** Start **

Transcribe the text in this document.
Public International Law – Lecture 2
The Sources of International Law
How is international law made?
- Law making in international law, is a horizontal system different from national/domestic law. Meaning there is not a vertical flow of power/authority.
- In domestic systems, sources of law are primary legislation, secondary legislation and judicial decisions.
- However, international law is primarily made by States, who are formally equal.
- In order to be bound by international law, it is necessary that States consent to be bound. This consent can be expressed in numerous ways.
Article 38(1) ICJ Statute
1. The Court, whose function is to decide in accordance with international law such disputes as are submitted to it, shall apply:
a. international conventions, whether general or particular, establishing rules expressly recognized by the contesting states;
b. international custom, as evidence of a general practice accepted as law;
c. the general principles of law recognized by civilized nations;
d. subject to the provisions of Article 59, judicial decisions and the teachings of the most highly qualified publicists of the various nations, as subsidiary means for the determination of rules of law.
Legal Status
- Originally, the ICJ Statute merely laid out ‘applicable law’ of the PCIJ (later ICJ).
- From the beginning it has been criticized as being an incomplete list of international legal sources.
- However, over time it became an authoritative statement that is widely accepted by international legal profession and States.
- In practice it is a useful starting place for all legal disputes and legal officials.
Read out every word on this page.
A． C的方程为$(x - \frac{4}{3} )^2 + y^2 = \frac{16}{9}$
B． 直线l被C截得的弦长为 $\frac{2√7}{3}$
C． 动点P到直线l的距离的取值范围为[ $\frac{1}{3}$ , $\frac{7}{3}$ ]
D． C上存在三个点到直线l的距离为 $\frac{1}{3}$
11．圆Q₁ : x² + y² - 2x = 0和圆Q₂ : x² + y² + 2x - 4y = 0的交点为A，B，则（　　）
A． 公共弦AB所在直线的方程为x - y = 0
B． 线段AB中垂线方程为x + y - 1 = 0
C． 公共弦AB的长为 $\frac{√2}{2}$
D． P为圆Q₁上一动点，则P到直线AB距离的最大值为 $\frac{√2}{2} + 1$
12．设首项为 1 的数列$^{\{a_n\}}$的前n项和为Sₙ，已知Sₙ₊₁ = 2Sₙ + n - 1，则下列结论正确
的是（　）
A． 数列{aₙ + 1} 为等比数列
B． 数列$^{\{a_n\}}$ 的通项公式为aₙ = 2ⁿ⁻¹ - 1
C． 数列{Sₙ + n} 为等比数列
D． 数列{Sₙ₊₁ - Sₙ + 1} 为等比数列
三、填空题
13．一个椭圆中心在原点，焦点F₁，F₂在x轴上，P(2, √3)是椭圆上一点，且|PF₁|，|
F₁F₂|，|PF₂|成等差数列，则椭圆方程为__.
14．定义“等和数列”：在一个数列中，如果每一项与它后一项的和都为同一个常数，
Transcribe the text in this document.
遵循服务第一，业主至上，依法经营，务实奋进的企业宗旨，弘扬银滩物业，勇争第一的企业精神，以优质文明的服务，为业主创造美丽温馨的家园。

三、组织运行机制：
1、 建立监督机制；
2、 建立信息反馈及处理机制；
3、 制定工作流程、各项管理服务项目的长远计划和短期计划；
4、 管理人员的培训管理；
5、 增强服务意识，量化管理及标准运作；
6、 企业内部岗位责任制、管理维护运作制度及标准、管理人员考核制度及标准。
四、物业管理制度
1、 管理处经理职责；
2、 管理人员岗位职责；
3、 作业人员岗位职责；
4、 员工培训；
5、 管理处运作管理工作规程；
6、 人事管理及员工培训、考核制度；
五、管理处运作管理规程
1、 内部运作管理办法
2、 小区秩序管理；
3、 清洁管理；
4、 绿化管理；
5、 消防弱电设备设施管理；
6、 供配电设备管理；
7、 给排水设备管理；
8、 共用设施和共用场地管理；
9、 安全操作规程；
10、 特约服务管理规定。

** End **

- [Problem] Collect every line from the records above that contains the word "nations".

- [Task solution]
c. the general principles of law recognized by civilized nations;
d. subject to the provisions of Article 59, judicial decisions and the teachings of the most highly qualified publicists of the various nations, as subsidiary means for the determination of rules of law.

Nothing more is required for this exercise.